[Records from a data source]
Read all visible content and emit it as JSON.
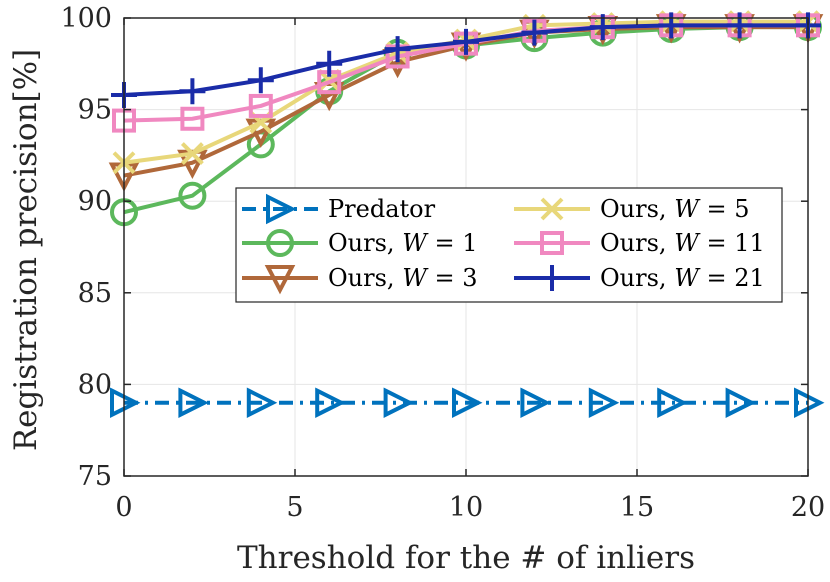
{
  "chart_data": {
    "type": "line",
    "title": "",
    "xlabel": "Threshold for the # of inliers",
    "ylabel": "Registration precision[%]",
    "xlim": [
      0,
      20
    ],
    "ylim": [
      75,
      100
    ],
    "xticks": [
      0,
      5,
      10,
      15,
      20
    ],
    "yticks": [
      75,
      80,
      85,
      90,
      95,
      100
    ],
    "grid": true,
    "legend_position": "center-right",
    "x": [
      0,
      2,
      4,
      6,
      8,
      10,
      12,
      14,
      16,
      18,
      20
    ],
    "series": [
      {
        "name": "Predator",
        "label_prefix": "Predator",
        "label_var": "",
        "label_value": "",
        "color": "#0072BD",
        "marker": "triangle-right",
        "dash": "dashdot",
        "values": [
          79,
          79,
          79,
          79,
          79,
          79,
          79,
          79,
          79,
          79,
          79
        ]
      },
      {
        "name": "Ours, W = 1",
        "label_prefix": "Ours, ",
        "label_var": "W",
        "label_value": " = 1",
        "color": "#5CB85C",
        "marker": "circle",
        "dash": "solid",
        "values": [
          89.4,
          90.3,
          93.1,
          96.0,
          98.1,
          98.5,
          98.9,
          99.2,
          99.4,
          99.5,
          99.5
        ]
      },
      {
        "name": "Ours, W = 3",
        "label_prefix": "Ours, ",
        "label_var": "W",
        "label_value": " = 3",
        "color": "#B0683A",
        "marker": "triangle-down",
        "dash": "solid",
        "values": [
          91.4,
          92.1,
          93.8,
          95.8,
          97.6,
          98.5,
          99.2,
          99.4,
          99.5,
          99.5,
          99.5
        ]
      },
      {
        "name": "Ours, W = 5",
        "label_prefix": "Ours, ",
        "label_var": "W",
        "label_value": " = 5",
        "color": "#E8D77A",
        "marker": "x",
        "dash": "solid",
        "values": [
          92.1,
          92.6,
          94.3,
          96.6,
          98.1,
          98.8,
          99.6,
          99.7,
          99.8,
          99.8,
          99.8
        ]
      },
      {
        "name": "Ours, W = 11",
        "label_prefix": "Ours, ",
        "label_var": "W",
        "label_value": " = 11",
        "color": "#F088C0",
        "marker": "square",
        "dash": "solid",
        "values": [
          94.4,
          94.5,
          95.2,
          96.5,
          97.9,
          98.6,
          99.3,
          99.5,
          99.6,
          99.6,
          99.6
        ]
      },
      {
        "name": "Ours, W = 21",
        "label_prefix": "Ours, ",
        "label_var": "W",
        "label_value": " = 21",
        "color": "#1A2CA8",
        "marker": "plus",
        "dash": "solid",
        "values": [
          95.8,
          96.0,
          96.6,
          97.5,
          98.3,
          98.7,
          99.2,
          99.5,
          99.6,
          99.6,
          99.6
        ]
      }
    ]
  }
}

● **STATED GOAL**: Omit the pictures, then quote the rest of the material above exactly.

● **COMPLETE RESPONSE**:
Read all visible content and emit it as JSON.
{
  "chart_data": {
    "type": "line",
    "title": "",
    "xlabel": "Threshold for the # of inliers",
    "ylabel": "Registration precision[%]",
    "xlim": [
      0,
      20
    ],
    "ylim": [
      75,
      100
    ],
    "xticks": [
      0,
      5,
      10,
      15,
      20
    ],
    "yticks": [
      75,
      80,
      85,
      90,
      95,
      100
    ],
    "grid": true,
    "legend_position": "center-right",
    "x": [
      0,
      2,
      4,
      6,
      8,
      10,
      12,
      14,
      16,
      18,
      20
    ],
    "series": [
      {
        "name": "Predator",
        "label_prefix": "Predator",
        "label_var": "",
        "label_value": "",
        "color": "#0072BD",
        "marker": "triangle-right",
        "dash": "dashdot",
        "values": [
          79,
          79,
          79,
          79,
          79,
          79,
          79,
          79,
          79,
          79,
          79
        ]
      },
      {
        "name": "Ours, W = 1",
        "label_prefix": "Ours, ",
        "label_var": "W",
        "label_value": " = 1",
        "color": "#5CB85C",
        "marker": "circle",
        "dash": "solid",
        "values": [
          89.4,
          90.3,
          93.1,
          96.0,
          98.1,
          98.5,
          98.9,
          99.2,
          99.4,
          99.5,
          99.5
        ]
      },
      {
        "name": "Ours, W = 3",
        "label_prefix": "Ours, ",
        "label_var": "W",
        "label_value": " = 3",
        "color": "#B0683A",
        "marker": "triangle-down",
        "dash": "solid",
        "values": [
          91.4,
          92.1,
          93.8,
          95.8,
          97.6,
          98.5,
          99.2,
          99.4,
          99.5,
          99.5,
          99.5
        ]
      },
      {
        "name": "Ours, W = 5",
        "label_prefix": "Ours, ",
        "label_var": "W",
        "label_value": " = 5",
        "color": "#E8D77A",
        "marker": "x",
        "dash": "solid",
        "values": [
          92.1,
          92.6,
          94.3,
          96.6,
          98.1,
          98.8,
          99.6,
          99.7,
          99.8,
          99.8,
          99.8
        ]
      },
      {
        "name": "Ours, W = 11",
        "label_prefix": "Ours, ",
        "label_var": "W",
        "label_value": " = 11",
        "color": "#F088C0",
        "marker": "square",
        "dash": "solid",
        "values": [
          94.4,
          94.5,
          95.2,
          96.5,
          97.9,
          98.6,
          99.3,
          99.5,
          99.6,
          99.6,
          99.6
        ]
      },
      {
        "name": "Ours, W = 21",
        "label_prefix": "Ours, ",
        "label_var": "W",
        "label_value": " = 21",
        "color": "#1A2CA8",
        "marker": "plus",
        "dash": "solid",
        "values": [
          95.8,
          96.0,
          96.6,
          97.5,
          98.3,
          98.7,
          99.2,
          99.5,
          99.6,
          99.6,
          99.6
        ]
      }
    ]
  }
}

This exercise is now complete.